**WRITTEN TASK**:
From the listing below, extract each line containing the string "this".

··········

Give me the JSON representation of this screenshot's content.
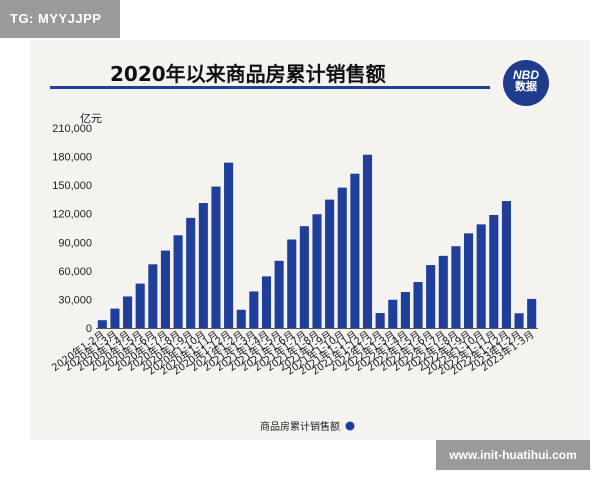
{
  "corner_tag": "TG: MYYJJPP",
  "footer_url": "www.init-huatihui.com",
  "logo": {
    "line1": "NBD",
    "line2": "数据"
  },
  "colors": {
    "bar": "#1f3f9a",
    "accent": "#1f3f9a",
    "panel": "#f5f3ef"
  },
  "chart_data": {
    "type": "bar",
    "title": "2020年以来商品房累计销售额",
    "ylabel": "亿元",
    "xlabel": "",
    "ylim": [
      0,
      210000
    ],
    "yticks": [
      "210,000",
      "180,000",
      "150,000",
      "120,000",
      "90,000",
      "60,000",
      "30,000",
      "0"
    ],
    "ytick_values": [
      210000,
      180000,
      150000,
      120000,
      90000,
      60000,
      30000,
      0
    ],
    "grid": false,
    "legend": "bottom-center",
    "categories": [
      "2020年1-2月",
      "2020年1-3月",
      "2020年1-4月",
      "2020年1-5月",
      "2020年1-6月",
      "2020年1-7月",
      "2020年1-8月",
      "2020年1-9月",
      "2020年1-10月",
      "2020年1-11月",
      "2020年1-12月",
      "2021年1-2月",
      "2021年1-3月",
      "2021年1-4月",
      "2021年1-5月",
      "2021年1-6月",
      "2021年1-7月",
      "2021年1-8月",
      "2021年1-9月",
      "2021年1-10月",
      "2021年1-11月",
      "2021年1-12月",
      "2022年1-2月",
      "2022年1-3月",
      "2022年1-4月",
      "2022年1-5月",
      "2022年1-6月",
      "2022年1-7月",
      "2022年1-8月",
      "2022年1-9月",
      "2022年1-10月",
      "2022年1-11月",
      "2022年1-12月",
      "2023年1-2月",
      "2023年1-3月"
    ],
    "series": [
      {
        "name": "商品房累计销售额",
        "values": [
          8203,
          20365,
          33100,
          46606,
          66895,
          81329,
          97384,
          115647,
          131258,
          148508,
          173613,
          19151,
          38378,
          54209,
          70535,
          92931,
          106868,
          119459,
          134795,
          147404,
          162017,
          181930,
          15703,
          29655,
          37766,
          48256,
          66072,
          75763,
          85870,
          99380,
          108832,
          118648,
          133308,
          15459,
          30545
        ]
      }
    ]
  }
}
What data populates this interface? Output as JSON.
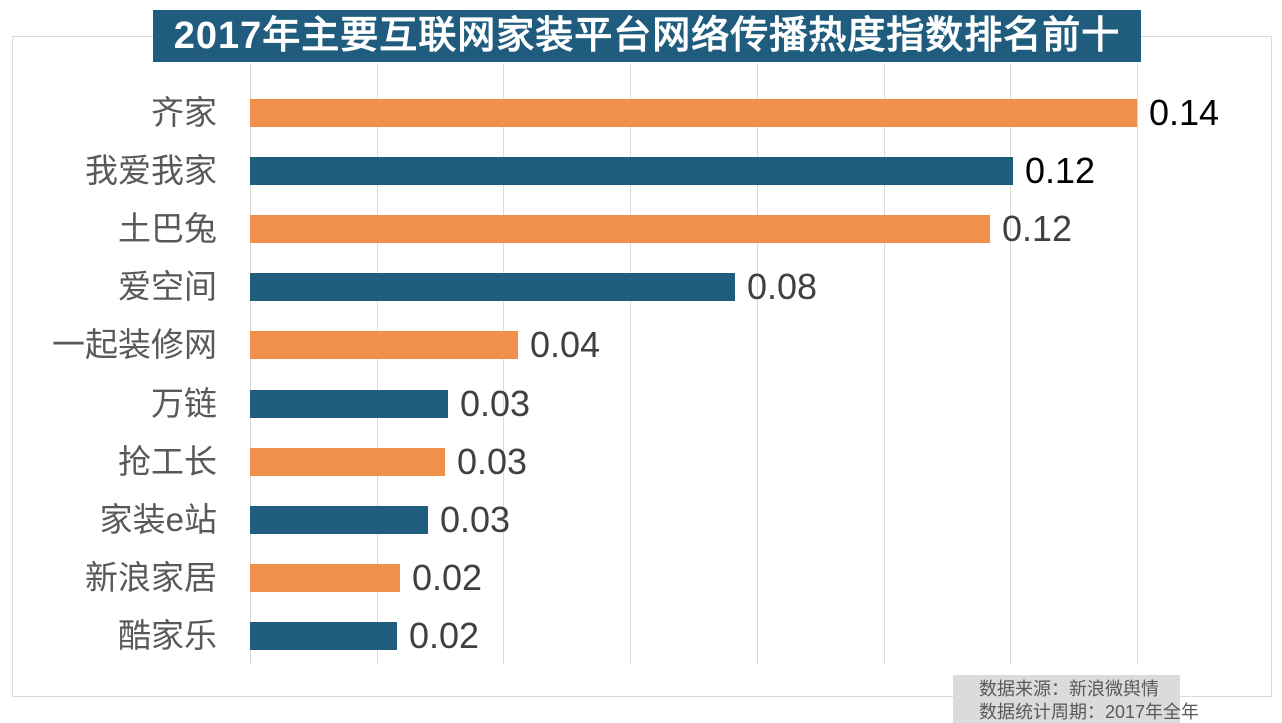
{
  "title": "2017年主要互联网家装平台网络传播热度指数排名前十",
  "source_note": {
    "line1": "数据来源：新浪微舆情",
    "line2": "数据统计周期：2017年全年"
  },
  "colors": {
    "orange": "#F0914B",
    "blue": "#1F5C7D",
    "grid": "#D9D9D9",
    "border": "#D9D9D9",
    "title_bg": "#1F5C7D",
    "title_text": "#FFFFFF",
    "category_text": "#595959",
    "note_bg": "#DBDBDB",
    "note_text": "#595959"
  },
  "chart_data": {
    "type": "bar",
    "orientation": "horizontal",
    "title": "2017年主要互联网家装平台网络传播热度指数排名前十",
    "categories": [
      "齐家",
      "我爱我家",
      "土巴兔",
      "爱空间",
      "一起装修网",
      "万链",
      "抢工长",
      "家装e站",
      "新浪家居",
      "酷家乐"
    ],
    "values": [
      0.14,
      0.12,
      0.12,
      0.08,
      0.04,
      0.03,
      0.03,
      0.03,
      0.02,
      0.02
    ],
    "value_labels": [
      "0.14",
      "0.12",
      "0.12",
      "0.08",
      "0.04",
      "0.03",
      "0.03",
      "0.03",
      "0.02",
      "0.02"
    ],
    "estimated_values": [
      0.14,
      0.1204,
      0.1168,
      0.0766,
      0.0423,
      0.0313,
      0.0308,
      0.0281,
      0.0237,
      0.0232
    ],
    "value_label_colors": [
      "#000000",
      "#000000",
      "#404040",
      "#404040",
      "#404040",
      "#404040",
      "#404040",
      "#404040",
      "#404040",
      "#404040"
    ],
    "bar_color_odd_rank": "#F0914B",
    "bar_color_even_rank": "#1F5C7D",
    "xlabel": "",
    "ylabel": "",
    "xlim": [
      0,
      0.14
    ],
    "grid_interval": 0.02,
    "grid": true,
    "legend": false
  }
}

··········

**EXPECTED ANSWER**:
Give me the JSON representation of this screenshot's content.
What data populates this interface? Output as JSON.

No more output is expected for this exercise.